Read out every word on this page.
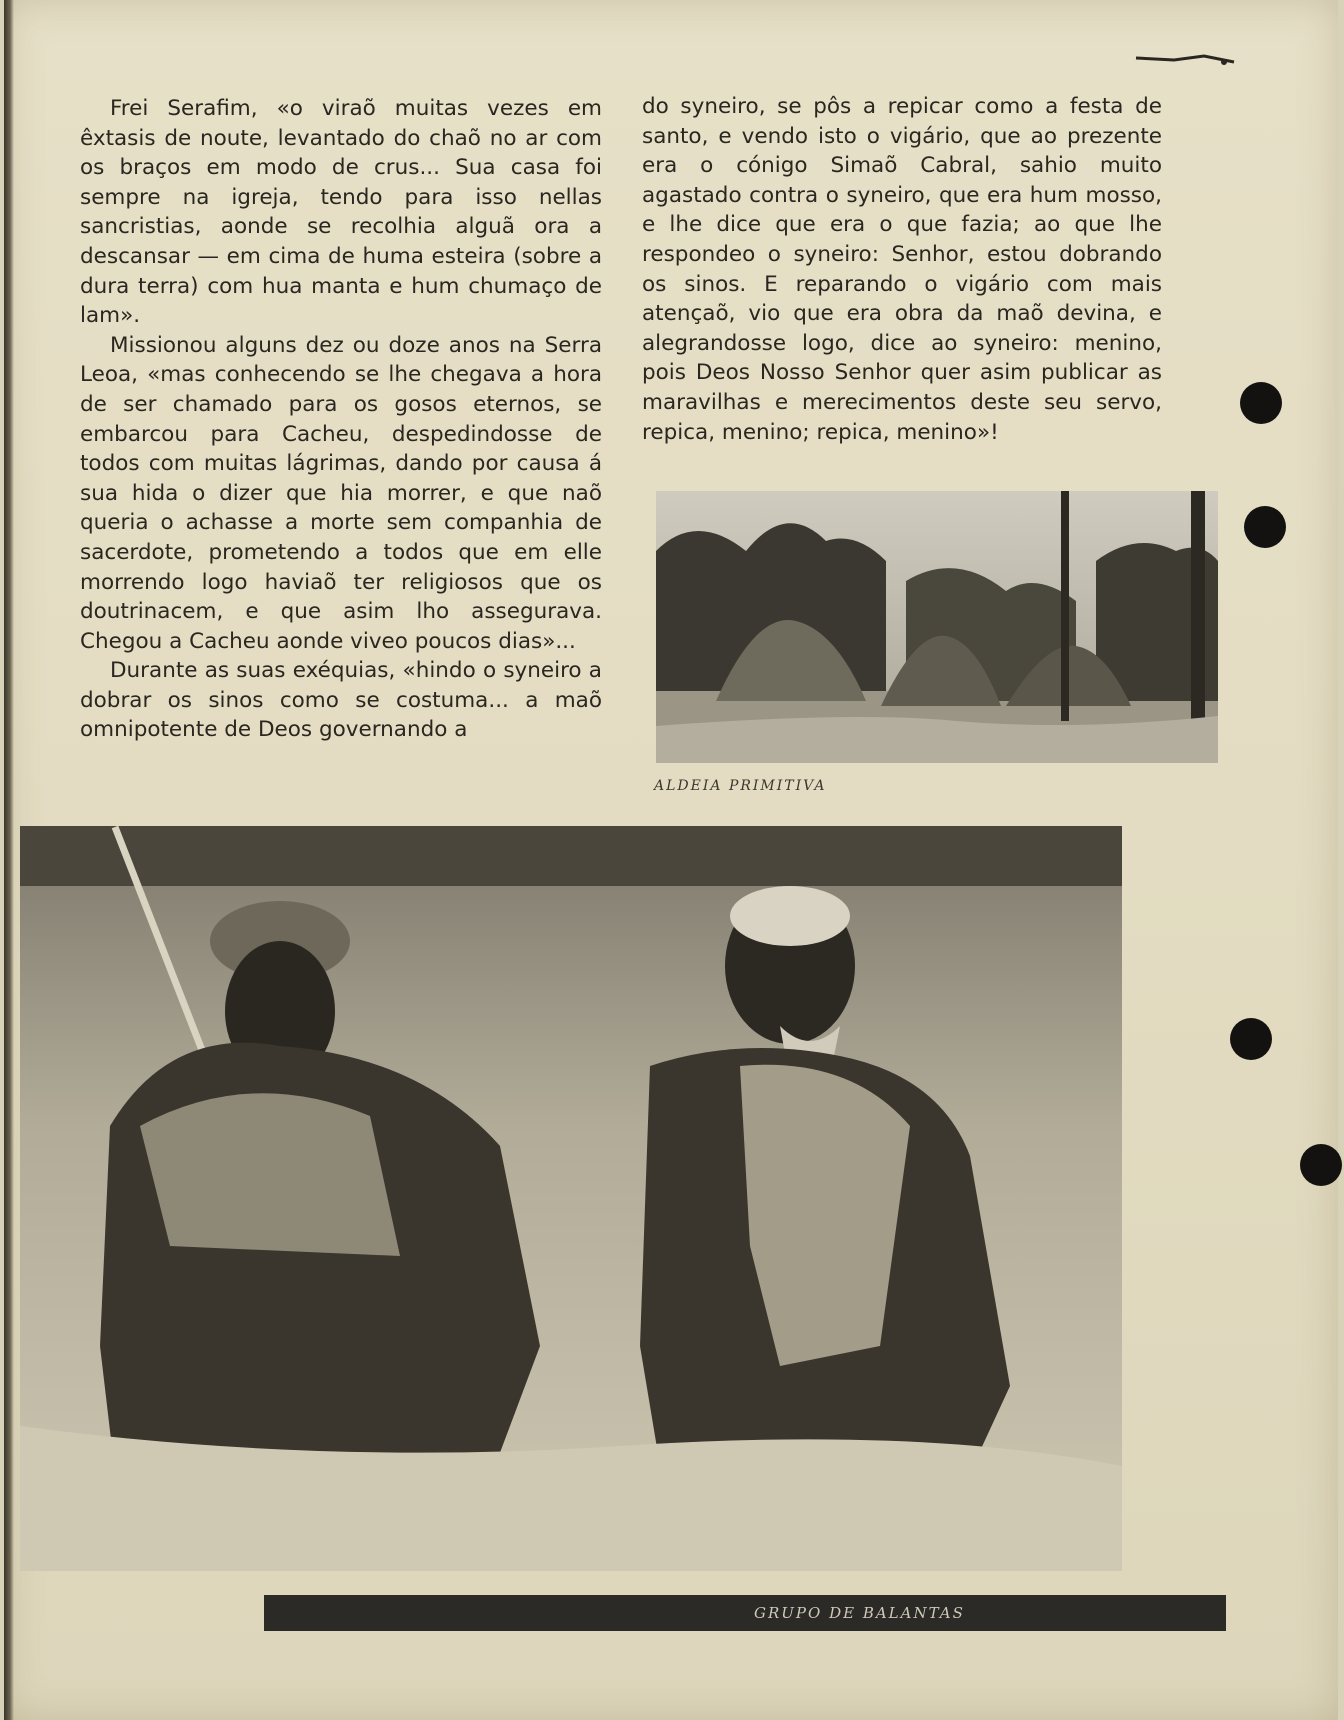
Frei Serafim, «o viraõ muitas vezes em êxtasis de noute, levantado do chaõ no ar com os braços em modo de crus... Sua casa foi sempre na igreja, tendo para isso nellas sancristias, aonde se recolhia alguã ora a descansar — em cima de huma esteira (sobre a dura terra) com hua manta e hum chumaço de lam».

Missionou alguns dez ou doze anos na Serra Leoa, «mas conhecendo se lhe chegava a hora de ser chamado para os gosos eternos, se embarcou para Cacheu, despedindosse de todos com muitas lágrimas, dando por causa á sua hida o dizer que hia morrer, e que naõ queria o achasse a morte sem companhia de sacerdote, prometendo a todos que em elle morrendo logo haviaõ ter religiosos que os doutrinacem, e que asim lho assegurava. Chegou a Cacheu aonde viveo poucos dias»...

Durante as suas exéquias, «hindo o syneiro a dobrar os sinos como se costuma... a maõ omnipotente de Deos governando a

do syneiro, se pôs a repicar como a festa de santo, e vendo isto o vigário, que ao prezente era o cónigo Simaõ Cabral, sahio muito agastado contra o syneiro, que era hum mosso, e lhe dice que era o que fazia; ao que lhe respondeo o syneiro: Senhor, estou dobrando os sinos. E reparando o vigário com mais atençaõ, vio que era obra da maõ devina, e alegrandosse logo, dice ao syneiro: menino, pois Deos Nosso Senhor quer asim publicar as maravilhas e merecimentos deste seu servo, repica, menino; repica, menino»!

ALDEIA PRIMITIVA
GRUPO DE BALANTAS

# # # #

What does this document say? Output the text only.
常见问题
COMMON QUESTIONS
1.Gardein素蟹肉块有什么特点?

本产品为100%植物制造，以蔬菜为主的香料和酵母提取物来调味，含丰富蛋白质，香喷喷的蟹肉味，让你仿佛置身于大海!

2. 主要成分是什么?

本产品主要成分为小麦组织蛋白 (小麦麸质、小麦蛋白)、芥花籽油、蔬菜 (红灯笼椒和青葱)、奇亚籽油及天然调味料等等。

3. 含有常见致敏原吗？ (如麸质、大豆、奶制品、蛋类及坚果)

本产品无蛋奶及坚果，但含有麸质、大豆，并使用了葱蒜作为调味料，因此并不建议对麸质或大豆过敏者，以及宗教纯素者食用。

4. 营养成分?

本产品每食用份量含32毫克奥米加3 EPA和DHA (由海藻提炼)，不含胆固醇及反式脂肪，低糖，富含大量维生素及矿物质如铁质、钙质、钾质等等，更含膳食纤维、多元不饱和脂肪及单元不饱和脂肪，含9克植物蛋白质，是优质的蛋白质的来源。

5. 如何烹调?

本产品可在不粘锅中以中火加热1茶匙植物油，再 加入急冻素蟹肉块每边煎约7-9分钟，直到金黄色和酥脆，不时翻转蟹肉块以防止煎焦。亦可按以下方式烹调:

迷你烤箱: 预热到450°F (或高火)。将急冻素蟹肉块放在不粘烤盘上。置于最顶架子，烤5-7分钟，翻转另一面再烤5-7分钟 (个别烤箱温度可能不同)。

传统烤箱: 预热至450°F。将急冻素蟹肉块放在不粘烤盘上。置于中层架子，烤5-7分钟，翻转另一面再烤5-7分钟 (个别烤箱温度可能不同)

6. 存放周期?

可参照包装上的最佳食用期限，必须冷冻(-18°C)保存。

# # # #

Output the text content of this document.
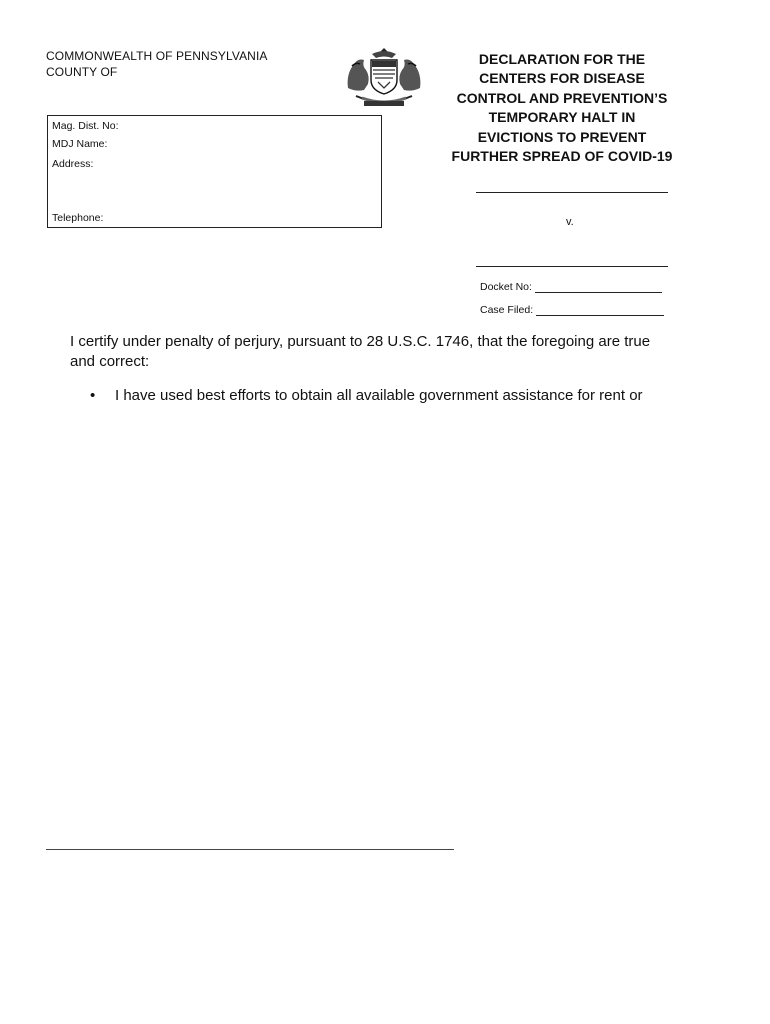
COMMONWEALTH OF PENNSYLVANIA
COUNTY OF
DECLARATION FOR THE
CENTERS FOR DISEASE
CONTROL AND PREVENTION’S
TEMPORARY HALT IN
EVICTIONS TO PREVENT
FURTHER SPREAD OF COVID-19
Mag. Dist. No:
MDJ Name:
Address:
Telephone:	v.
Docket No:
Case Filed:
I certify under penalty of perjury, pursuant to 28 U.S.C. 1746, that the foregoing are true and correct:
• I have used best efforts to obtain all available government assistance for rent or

# # # #

- **REQUIREMENT**
In the entries above, find the lines containing the word "muitas" and say how many there are, with no other words.

- **ANSWER TO THE TASK**
2